#### WHAT THE TASK ASKS:
Exactly as written, quote every line that follows, skipping the images.

-- START OF TASK DATA --

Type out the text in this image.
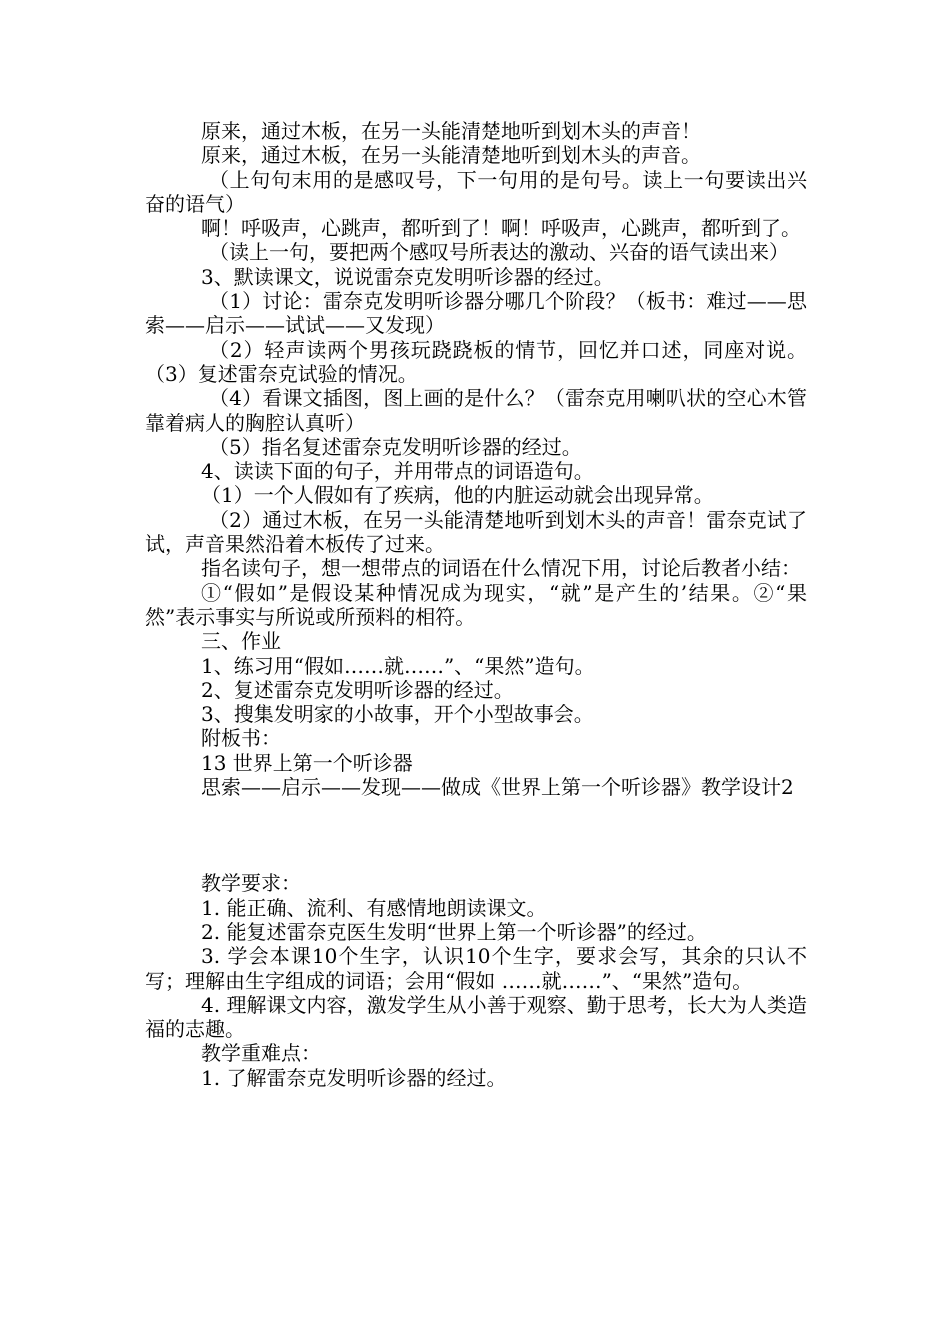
原来，通过木板，在另一头能清楚地听到划木头的声音！

原来，通过木板，在另一头能清楚地听到划木头的声音。

（上句句末用的是感叹号，下一句用的是句号。读上一句要读出兴奋的语气）

啊！呼吸声，心跳声，都听到了！啊！呼吸声，心跳声，都听到了。

（读上一句，要把两个感叹号所表达的激动、兴奋的语气读出来）

3、默读课文，说说雷奈克发明听诊器的经过。

（1）讨论：雷奈克发明听诊器分哪几个阶段？（板书：难过——思索——启示——试试——又发现）

（2）轻声读两个男孩玩跷跷板的情节，回忆并口述，同座对说。（3）复述雷奈克试验的情况。

（4）看课文插图，图上画的是什么？（雷奈克用喇叭状的空心木管靠着病人的胸腔认真听）

（5）指名复述雷奈克发明听诊器的经过。

4、读读下面的句子，并用带点的词语造句。

（1）一个人假如有了疾病，他的内脏运动就会出现异常。

（2）通过木板，在另一头能清楚地听到划木头的声音！雷奈克试了试，声音果然沿着木板传了过来。

指名读句子，想一想带点的词语在什么情况下用，讨论后教者小结：

①“假如”是假设某种情况成为现实，“就”是产生的’结果。②“果然”表示事实与所说或所预料的相符。

三、作业

1、练习用“假如……就……”、“果然”造句。

2、复述雷奈克发明听诊器的经过。

3、搜集发明家的小故事，开个小型故事会。

附板书：

13 世界上第一个听诊器

思索——启示——发现——做成《世界上第一个听诊器》教学设计2

教学要求：

1. 能正确、流利、有感情地朗读课文。

2. 能复述雷奈克医生发明“世界上第一个听诊器”的经过。

3. 学会本课10个生字，认识10个生字，要求会写，其余的只认不写；理解由生字组成的词语；会用“假如 ……就……”、“果然”造句。

4. 理解课文内容，激发学生从小善于观察、勤于思考，长大为人类造福的志趣。

教学重难点：

1. 了解雷奈克发明听诊器的经过。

-- END OF TASK DATA --

#### ANSWER FOR THIS EXERCISE:
Type out the text in this image.
原来，通过木板，在另一头能清楚地听到划木头的声音！

原来，通过木板，在另一头能清楚地听到划木头的声音。

（上句句末用的是感叹号，下一句用的是句号。读上一句要读出兴奋的语气）

啊！呼吸声，心跳声，都听到了！啊！呼吸声，心跳声，都听到了。

（读上一句，要把两个感叹号所表达的激动、兴奋的语气读出来）

3、默读课文，说说雷奈克发明听诊器的经过。

（1）讨论：雷奈克发明听诊器分哪几个阶段？（板书：难过——思索——启示——试试——又发现）

（2）轻声读两个男孩玩跷跷板的情节，回忆并口述，同座对说。（3）复述雷奈克试验的情况。

（4）看课文插图，图上画的是什么？（雷奈克用喇叭状的空心木管靠着病人的胸腔认真听）

（5）指名复述雷奈克发明听诊器的经过。

4、读读下面的句子，并用带点的词语造句。

（1）一个人假如有了疾病，他的内脏运动就会出现异常。

（2）通过木板，在另一头能清楚地听到划木头的声音！雷奈克试了试，声音果然沿着木板传了过来。

指名读句子，想一想带点的词语在什么情况下用，讨论后教者小结：

①“假如”是假设某种情况成为现实，“就”是产生的’结果。②“果然”表示事实与所说或所预料的相符。

三、作业

1、练习用“假如……就……”、“果然”造句。

2、复述雷奈克发明听诊器的经过。

3、搜集发明家的小故事，开个小型故事会。

附板书：

13 世界上第一个听诊器

思索——启示——发现——做成《世界上第一个听诊器》教学设计2

教学要求：

1. 能正确、流利、有感情地朗读课文。

2. 能复述雷奈克医生发明“世界上第一个听诊器”的经过。

3. 学会本课10个生字，认识10个生字，要求会写，其余的只认不写；理解由生字组成的词语；会用“假如 ……就……”、“果然”造句。

4. 理解课文内容，激发学生从小善于观察、勤于思考，长大为人类造福的志趣。

教学重难点：

1. 了解雷奈克发明听诊器的经过。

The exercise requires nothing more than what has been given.